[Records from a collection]
——
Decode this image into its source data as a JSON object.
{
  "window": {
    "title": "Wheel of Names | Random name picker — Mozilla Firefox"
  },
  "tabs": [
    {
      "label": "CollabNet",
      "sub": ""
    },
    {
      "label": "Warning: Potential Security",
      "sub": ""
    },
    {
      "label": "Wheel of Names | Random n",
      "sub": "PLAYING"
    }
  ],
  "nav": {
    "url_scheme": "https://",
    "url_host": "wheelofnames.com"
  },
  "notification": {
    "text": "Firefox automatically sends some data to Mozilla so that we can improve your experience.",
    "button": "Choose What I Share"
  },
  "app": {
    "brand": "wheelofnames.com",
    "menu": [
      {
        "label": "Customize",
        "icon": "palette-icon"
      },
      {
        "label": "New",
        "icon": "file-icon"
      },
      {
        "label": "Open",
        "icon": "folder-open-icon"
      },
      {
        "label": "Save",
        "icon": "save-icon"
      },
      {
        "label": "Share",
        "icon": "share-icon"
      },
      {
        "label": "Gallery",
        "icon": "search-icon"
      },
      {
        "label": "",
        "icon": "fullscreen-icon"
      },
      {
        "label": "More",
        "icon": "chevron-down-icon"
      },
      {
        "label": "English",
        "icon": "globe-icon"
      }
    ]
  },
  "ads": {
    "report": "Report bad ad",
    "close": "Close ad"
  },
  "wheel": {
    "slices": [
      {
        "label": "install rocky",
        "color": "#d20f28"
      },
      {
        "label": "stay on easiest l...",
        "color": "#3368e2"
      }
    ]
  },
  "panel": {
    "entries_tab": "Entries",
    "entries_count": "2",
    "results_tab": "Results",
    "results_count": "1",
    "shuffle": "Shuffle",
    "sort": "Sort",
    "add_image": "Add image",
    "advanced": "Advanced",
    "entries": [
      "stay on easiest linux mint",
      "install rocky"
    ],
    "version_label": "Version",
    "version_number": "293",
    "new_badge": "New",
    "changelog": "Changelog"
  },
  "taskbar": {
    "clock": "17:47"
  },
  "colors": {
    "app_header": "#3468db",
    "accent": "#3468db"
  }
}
——
Check each line of the entries above, and show every one holding the word "Firefox".

■ **The solution**:
    "title": "Wheel of Names | Random name picker — Mozilla Firefox"
    "text": "Firefox automatically sends some data to Mozilla so that we can improve your experience.",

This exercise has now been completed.